YOUR INSTRUCTIONS »
Copy every line in the records below that contains the word "subtilis".

AVAILABLE RECORDS »
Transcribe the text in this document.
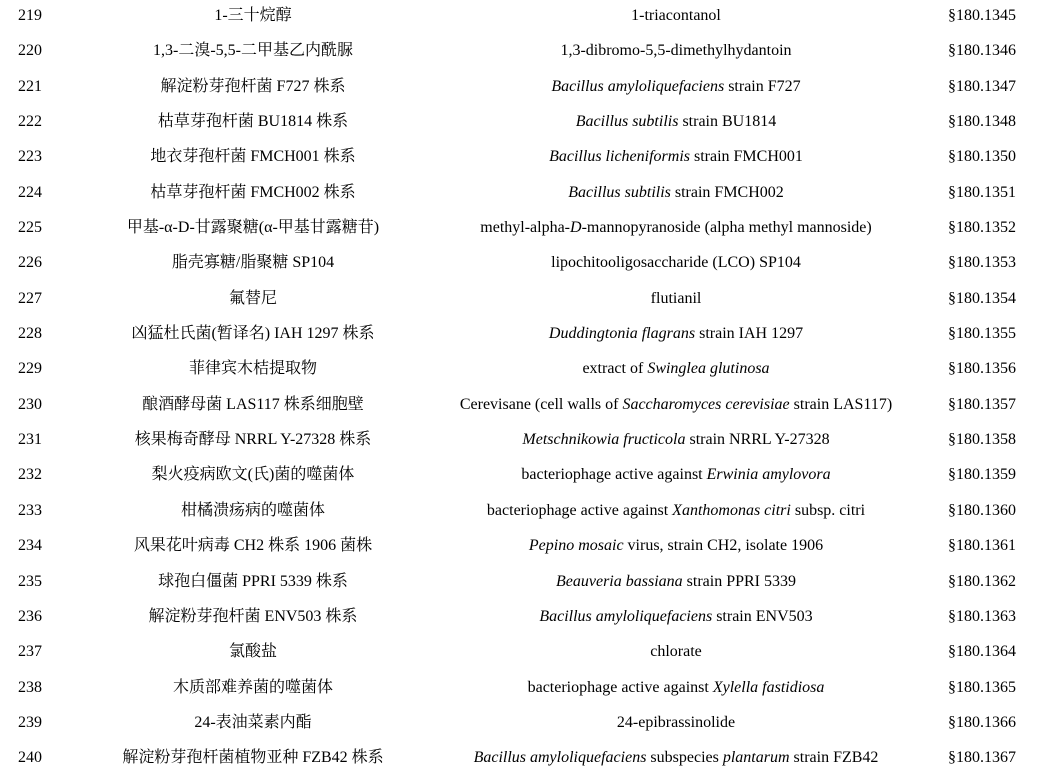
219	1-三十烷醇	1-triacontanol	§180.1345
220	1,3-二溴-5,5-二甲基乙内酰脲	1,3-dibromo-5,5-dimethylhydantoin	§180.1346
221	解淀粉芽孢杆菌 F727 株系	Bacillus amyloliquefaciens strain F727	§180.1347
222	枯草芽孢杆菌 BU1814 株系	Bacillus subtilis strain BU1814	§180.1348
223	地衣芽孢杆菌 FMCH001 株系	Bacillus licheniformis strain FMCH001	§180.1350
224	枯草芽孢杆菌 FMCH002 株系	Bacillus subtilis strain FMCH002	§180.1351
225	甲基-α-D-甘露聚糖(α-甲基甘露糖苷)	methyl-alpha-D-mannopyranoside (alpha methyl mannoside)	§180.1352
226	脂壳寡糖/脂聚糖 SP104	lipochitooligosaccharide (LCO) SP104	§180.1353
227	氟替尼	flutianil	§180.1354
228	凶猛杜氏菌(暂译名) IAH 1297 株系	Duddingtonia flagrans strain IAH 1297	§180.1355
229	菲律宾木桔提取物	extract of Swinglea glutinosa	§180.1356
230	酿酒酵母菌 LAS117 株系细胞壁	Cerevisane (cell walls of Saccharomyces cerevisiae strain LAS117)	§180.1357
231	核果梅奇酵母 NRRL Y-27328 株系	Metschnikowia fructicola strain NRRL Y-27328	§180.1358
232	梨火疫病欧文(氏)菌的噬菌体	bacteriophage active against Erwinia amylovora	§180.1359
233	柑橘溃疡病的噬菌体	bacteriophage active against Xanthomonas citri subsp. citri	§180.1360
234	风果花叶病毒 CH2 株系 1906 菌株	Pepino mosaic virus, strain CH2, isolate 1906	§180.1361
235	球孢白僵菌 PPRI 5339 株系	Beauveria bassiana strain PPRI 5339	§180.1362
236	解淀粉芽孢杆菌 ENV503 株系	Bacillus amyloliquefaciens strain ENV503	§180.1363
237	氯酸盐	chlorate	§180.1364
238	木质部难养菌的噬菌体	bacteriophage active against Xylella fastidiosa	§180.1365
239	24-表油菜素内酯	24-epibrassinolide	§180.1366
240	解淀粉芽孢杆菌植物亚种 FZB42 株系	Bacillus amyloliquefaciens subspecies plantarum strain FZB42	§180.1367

* * *

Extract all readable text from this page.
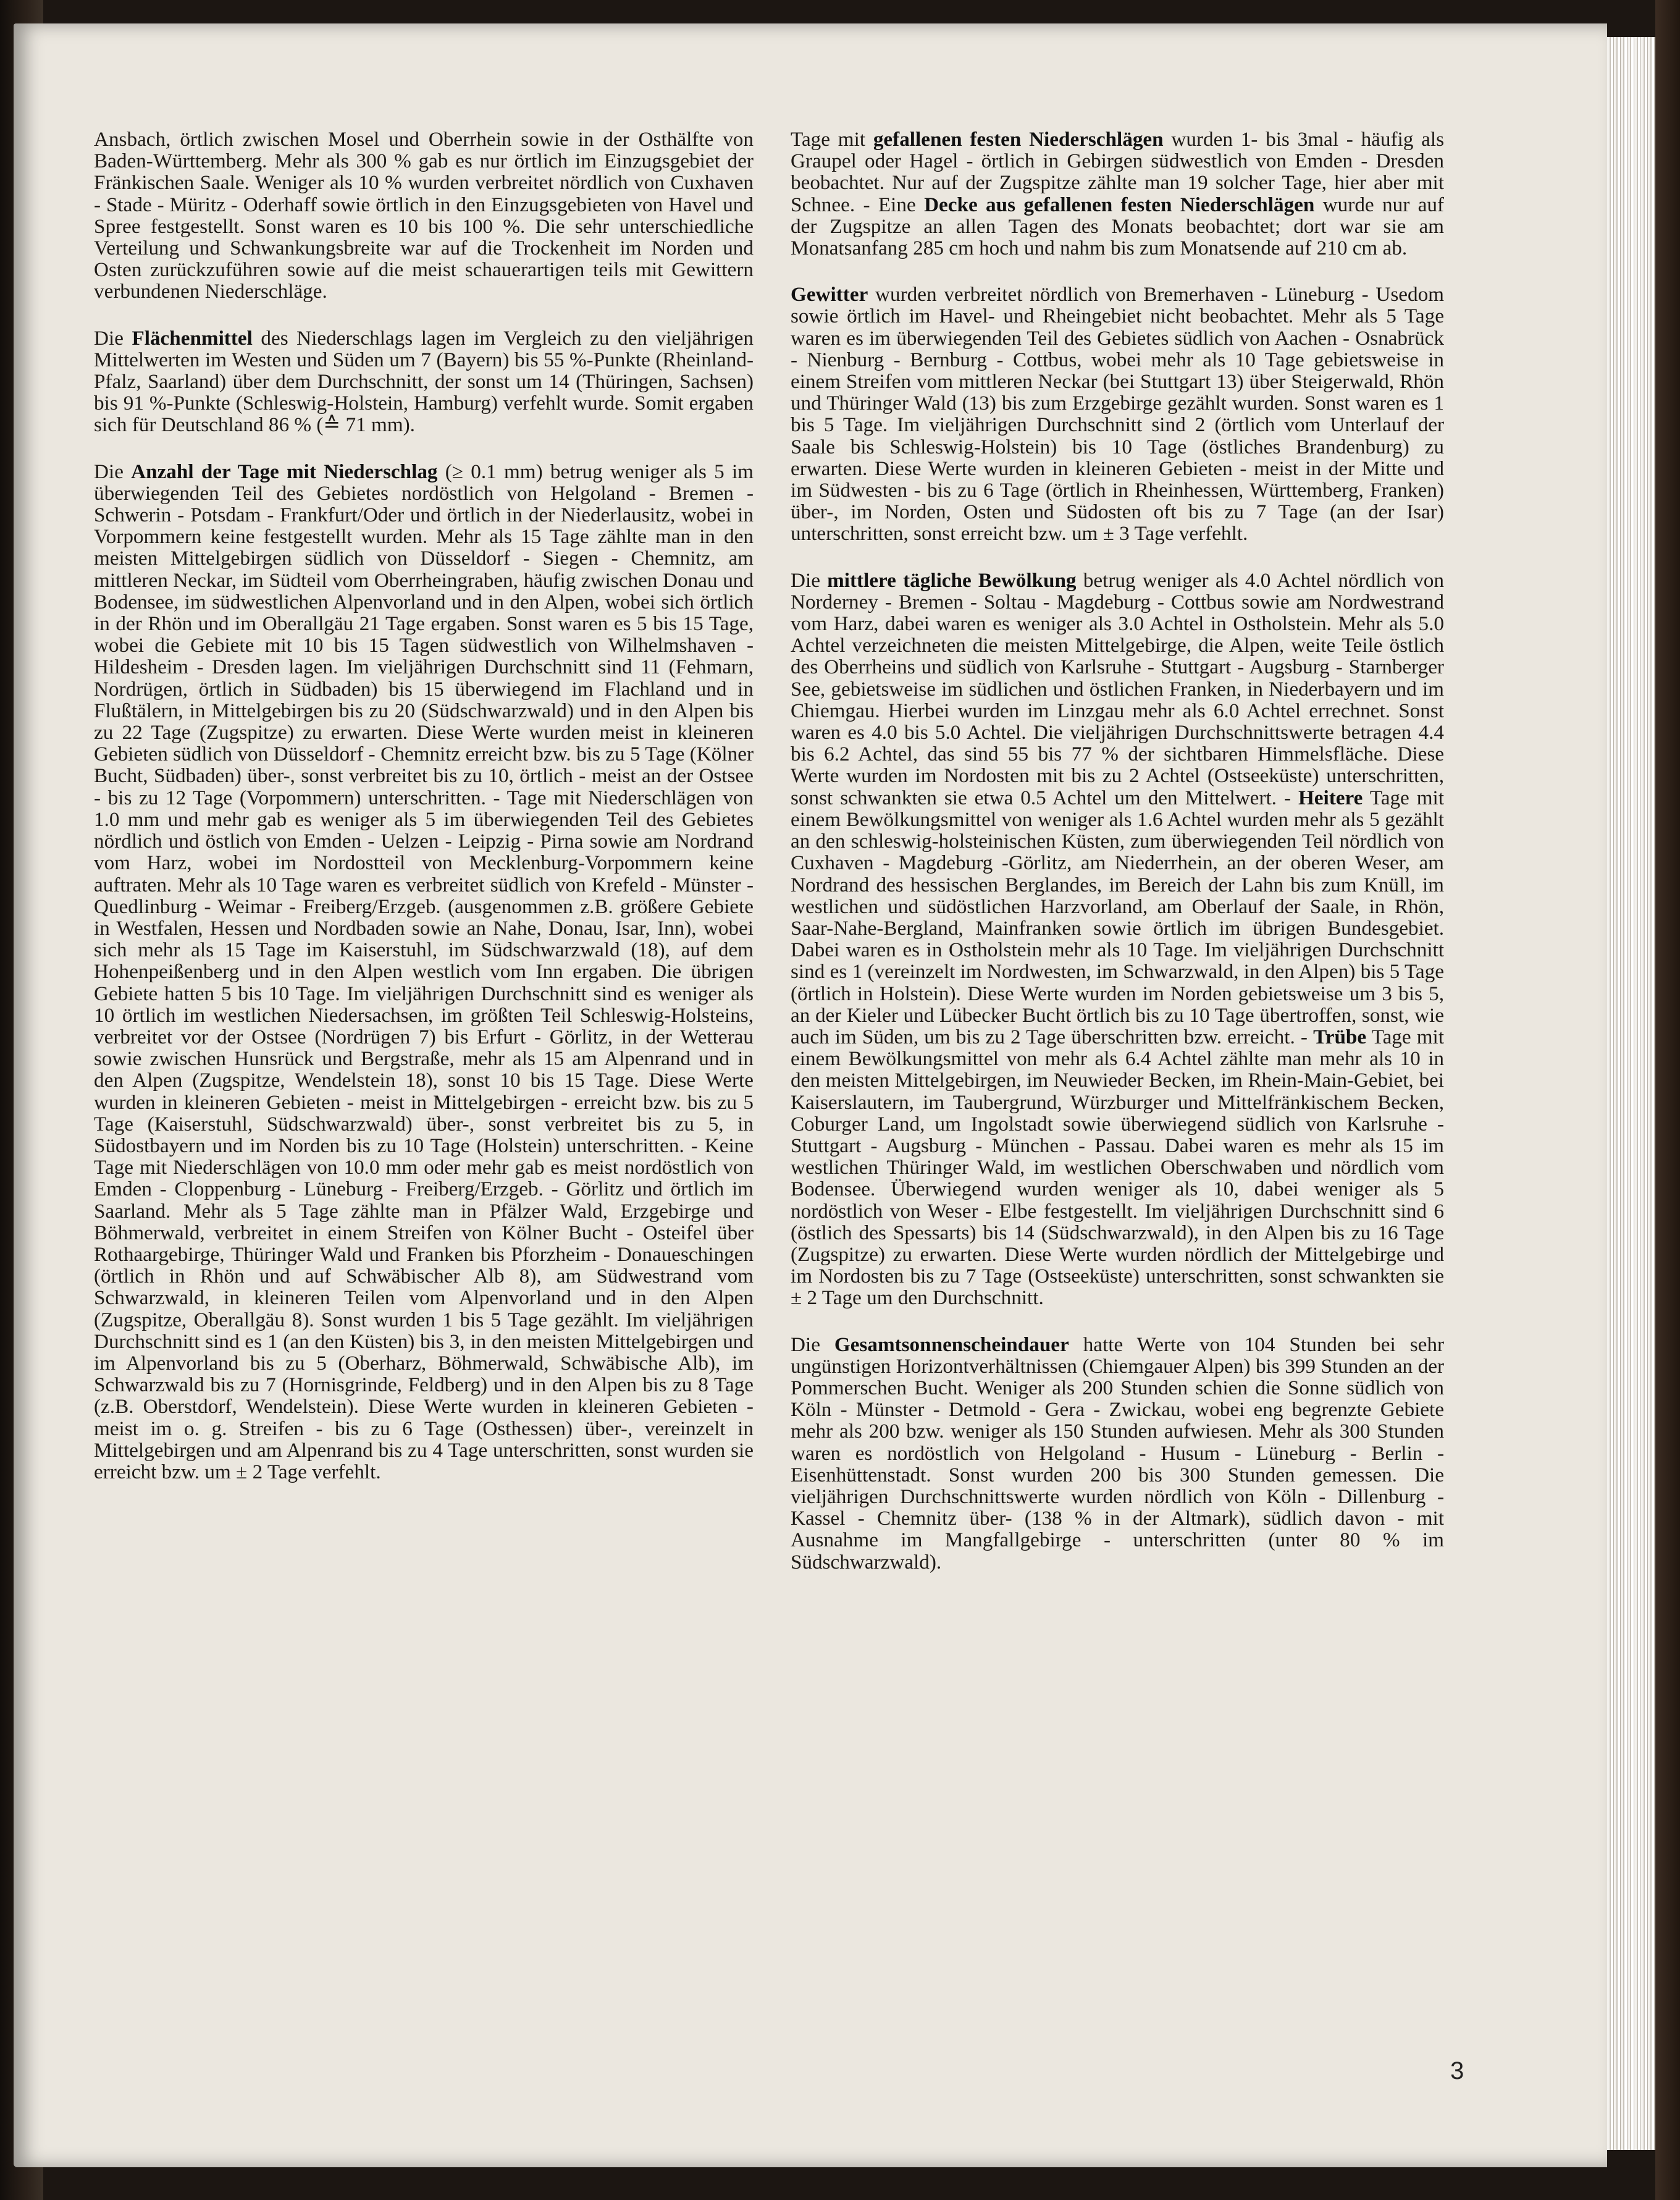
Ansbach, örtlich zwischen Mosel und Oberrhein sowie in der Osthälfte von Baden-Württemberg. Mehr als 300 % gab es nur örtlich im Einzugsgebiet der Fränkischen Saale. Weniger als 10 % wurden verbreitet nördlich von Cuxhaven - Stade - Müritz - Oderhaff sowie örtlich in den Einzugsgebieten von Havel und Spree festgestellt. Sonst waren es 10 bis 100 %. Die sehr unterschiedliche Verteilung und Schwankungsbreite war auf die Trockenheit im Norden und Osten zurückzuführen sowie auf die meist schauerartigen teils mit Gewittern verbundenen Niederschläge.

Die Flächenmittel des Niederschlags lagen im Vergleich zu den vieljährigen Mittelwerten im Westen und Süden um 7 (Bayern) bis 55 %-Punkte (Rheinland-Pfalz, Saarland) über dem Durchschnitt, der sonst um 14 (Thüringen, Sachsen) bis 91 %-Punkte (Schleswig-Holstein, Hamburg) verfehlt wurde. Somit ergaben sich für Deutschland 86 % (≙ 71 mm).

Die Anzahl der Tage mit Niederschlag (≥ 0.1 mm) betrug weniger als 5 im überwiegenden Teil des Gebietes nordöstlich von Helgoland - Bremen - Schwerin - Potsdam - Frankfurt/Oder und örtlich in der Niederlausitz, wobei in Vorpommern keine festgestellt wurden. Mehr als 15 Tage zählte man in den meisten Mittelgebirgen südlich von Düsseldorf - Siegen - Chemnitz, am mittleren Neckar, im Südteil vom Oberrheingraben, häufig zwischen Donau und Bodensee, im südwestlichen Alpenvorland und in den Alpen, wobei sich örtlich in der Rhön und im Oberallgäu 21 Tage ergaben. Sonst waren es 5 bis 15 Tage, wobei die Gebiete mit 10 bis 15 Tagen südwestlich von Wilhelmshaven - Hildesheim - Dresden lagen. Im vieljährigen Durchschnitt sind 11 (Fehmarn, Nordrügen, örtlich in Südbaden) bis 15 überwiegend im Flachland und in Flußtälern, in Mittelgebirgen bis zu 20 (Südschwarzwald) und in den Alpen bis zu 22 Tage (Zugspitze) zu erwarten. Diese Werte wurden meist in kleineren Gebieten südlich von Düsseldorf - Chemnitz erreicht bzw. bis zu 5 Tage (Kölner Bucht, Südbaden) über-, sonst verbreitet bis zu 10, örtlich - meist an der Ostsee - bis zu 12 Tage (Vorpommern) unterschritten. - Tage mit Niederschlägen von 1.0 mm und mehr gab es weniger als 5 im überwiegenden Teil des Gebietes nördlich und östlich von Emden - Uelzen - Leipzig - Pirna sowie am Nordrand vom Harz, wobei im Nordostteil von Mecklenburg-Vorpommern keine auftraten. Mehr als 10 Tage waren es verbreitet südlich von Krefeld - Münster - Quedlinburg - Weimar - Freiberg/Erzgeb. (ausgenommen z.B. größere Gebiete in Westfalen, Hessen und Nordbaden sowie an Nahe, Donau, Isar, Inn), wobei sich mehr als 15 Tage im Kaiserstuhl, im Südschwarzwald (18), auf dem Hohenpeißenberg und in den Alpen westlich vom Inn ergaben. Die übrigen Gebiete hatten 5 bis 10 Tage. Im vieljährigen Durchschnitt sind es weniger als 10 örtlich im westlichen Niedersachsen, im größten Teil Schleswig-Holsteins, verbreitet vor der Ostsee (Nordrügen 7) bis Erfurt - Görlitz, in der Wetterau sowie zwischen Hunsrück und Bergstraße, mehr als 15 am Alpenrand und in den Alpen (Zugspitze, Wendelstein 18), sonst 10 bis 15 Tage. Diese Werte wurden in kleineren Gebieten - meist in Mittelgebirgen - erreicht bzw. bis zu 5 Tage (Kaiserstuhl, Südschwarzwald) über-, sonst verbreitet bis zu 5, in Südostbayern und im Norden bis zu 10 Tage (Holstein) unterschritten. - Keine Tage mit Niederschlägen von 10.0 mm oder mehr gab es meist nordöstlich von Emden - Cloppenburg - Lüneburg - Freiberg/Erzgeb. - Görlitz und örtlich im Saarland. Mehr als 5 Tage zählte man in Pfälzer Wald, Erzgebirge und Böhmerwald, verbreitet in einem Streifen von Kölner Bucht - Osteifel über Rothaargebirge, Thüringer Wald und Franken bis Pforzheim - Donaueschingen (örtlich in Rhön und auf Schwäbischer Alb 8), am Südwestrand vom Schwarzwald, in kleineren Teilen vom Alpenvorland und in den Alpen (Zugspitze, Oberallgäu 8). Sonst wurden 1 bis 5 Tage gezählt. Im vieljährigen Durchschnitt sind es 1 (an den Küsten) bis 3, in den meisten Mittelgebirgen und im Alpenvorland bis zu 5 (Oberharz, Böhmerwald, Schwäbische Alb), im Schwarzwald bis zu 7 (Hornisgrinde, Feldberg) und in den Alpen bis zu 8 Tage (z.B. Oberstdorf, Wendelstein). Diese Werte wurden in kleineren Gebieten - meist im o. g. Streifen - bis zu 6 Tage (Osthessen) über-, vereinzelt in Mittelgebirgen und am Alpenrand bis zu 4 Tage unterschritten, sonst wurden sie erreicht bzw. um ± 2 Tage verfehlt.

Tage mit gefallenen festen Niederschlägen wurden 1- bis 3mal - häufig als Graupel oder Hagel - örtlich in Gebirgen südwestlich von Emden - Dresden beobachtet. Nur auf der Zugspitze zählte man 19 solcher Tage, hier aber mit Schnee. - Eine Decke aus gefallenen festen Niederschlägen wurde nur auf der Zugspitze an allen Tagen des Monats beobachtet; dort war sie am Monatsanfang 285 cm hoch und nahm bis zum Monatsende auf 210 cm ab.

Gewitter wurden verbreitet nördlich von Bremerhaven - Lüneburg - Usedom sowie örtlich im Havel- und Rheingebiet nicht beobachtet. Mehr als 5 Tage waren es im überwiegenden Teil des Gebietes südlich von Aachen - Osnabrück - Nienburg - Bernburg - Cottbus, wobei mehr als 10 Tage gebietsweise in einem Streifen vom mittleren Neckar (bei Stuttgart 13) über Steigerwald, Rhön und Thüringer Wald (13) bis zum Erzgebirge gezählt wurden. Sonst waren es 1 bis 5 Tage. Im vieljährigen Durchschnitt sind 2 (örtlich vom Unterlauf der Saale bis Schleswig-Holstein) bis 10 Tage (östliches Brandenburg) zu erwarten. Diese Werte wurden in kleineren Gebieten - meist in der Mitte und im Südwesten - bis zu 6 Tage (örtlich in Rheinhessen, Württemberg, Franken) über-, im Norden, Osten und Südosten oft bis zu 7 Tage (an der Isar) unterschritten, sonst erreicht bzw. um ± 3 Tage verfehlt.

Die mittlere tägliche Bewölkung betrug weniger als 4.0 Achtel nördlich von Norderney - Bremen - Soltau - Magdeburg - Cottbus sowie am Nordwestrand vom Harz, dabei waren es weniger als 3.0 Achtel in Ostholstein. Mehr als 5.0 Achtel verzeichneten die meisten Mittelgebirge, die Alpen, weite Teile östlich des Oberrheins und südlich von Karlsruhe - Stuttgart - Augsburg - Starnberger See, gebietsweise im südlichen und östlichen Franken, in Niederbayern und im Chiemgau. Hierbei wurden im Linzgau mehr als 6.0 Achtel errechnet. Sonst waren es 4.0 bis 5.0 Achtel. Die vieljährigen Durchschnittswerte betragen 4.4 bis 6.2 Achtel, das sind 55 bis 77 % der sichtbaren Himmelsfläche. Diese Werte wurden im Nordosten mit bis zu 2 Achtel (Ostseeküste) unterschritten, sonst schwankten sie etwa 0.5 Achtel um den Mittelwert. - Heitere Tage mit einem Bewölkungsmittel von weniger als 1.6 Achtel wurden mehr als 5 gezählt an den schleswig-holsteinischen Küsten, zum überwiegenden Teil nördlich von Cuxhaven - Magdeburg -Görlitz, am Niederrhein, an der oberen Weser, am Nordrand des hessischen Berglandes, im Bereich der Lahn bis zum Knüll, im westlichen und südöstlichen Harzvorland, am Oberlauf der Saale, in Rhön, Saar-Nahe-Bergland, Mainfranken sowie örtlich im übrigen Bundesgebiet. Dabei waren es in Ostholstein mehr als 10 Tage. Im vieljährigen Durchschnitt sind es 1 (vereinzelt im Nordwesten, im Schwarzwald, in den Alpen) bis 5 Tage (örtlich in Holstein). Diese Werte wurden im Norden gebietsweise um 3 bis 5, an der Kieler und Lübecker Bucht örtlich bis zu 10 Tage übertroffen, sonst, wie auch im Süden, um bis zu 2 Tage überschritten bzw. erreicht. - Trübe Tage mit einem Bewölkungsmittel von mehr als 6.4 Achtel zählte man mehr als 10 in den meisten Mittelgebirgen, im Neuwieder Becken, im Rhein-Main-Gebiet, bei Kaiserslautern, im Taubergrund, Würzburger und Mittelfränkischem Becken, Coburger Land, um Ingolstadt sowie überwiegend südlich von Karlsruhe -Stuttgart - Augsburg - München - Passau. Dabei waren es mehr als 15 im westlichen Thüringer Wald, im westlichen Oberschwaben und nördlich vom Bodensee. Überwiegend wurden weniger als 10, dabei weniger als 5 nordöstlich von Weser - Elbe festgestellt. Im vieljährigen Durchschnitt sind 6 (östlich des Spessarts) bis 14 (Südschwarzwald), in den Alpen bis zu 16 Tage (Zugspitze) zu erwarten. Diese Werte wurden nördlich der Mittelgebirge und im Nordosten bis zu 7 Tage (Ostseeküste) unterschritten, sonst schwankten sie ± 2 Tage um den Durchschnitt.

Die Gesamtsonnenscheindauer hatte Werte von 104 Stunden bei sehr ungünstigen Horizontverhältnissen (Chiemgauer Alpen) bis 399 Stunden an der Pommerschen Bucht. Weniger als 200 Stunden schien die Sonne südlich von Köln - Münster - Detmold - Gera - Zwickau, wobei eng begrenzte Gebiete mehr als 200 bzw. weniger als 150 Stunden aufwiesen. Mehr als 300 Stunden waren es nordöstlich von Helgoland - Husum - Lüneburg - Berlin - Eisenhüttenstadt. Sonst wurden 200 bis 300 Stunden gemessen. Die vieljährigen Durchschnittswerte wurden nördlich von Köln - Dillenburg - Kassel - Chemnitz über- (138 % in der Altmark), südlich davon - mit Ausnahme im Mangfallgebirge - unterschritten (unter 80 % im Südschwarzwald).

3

ANSWER SECTION »
222	枯草芽孢杆菌 BU1814 株系	Bacillus subtilis strain BU1814	§180.1348
224	枯草芽孢杆菌 FMCH002 株系	Bacillus subtilis strain FMCH002	§180.1351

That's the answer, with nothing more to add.